== PROBLEM TO WORK ON ==
Each entry must be given again exactly; images do not belong in the copy.

== EXTRACTED MATERIAL ==
==*==
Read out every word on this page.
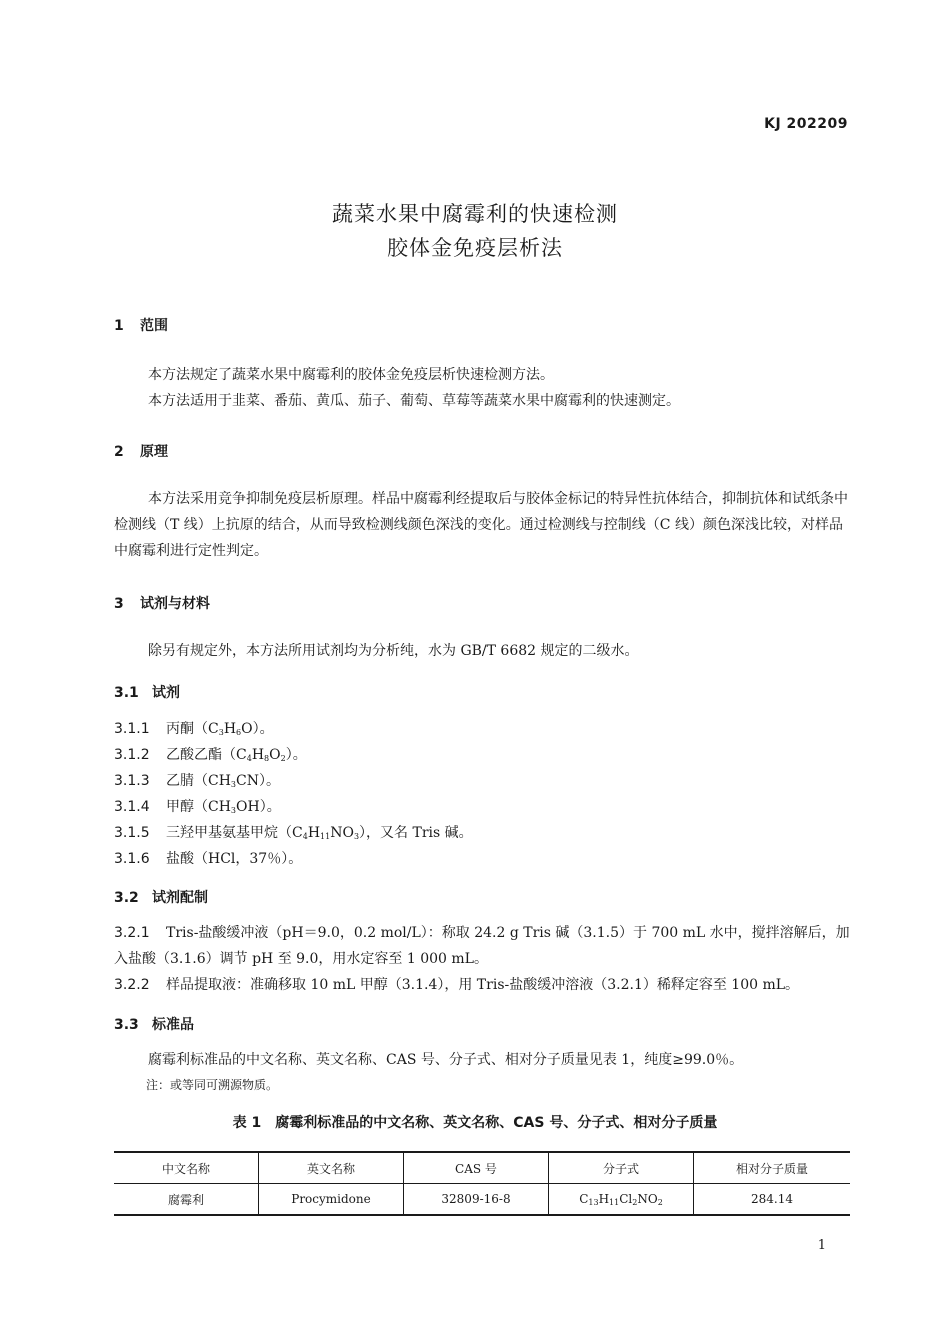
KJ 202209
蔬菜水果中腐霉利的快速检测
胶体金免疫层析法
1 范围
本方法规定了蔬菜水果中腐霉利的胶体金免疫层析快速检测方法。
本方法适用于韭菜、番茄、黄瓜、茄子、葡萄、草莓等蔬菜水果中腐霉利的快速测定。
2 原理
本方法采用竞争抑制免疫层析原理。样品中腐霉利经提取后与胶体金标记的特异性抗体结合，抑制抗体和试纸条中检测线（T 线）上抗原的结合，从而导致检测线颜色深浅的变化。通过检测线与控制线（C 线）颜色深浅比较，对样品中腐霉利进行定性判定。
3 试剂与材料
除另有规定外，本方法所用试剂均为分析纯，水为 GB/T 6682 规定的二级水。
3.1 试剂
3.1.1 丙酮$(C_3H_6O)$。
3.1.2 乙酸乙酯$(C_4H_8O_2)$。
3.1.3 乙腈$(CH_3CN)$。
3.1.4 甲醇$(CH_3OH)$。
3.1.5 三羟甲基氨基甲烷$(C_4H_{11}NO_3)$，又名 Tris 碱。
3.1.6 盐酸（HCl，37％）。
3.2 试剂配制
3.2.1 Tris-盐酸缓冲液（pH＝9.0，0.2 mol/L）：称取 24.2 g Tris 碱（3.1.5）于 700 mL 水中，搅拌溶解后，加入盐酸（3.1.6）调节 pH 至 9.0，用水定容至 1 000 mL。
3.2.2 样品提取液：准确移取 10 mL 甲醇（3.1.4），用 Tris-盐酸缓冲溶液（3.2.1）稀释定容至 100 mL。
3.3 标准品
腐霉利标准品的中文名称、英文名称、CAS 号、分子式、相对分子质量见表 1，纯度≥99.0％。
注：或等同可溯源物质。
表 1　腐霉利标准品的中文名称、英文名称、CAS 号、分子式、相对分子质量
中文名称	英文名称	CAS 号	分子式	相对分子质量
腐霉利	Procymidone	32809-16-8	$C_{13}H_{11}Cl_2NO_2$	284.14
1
==*==
== THE RESULT ==
Read out every word on this page.
KJ 202209
蔬菜水果中腐霉利的快速检测
胶体金免疫层析法
1 范围
本方法规定了蔬菜水果中腐霉利的胶体金免疫层析快速检测方法。
本方法适用于韭菜、番茄、黄瓜、茄子、葡萄、草莓等蔬菜水果中腐霉利的快速测定。
2 原理
本方法采用竞争抑制免疫层析原理。样品中腐霉利经提取后与胶体金标记的特异性抗体结合，抑制抗体和试纸条中检测线（T 线）上抗原的结合，从而导致检测线颜色深浅的变化。通过检测线与控制线（C 线）颜色深浅比较，对样品中腐霉利进行定性判定。
3 试剂与材料
除另有规定外，本方法所用试剂均为分析纯，水为 GB/T 6682 规定的二级水。
3.1 试剂
3.1.1 丙酮$(C_3H_6O)$。
3.1.2 乙酸乙酯$(C_4H_8O_2)$。
3.1.3 乙腈$(CH_3CN)$。
3.1.4 甲醇$(CH_3OH)$。
3.1.5 三羟甲基氨基甲烷$(C_4H_{11}NO_3)$，又名 Tris 碱。
3.1.6 盐酸（HCl，37％）。
3.2 试剂配制
3.2.1 Tris-盐酸缓冲液（pH＝9.0，0.2 mol/L）：称取 24.2 g Tris 碱（3.1.5）于 700 mL 水中，搅拌溶解后，加入盐酸（3.1.6）调节 pH 至 9.0，用水定容至 1 000 mL。
3.2.2 样品提取液：准确移取 10 mL 甲醇（3.1.4），用 Tris-盐酸缓冲溶液（3.2.1）稀释定容至 100 mL。
3.3 标准品
腐霉利标准品的中文名称、英文名称、CAS 号、分子式、相对分子质量见表 1，纯度≥99.0％。
注：或等同可溯源物质。
表 1　腐霉利标准品的中文名称、英文名称、CAS 号、分子式、相对分子质量
中文名称	英文名称	CAS 号	分子式	相对分子质量
腐霉利	Procymidone	32809-16-8	$C_{13}H_{11}Cl_2NO_2$	284.14
1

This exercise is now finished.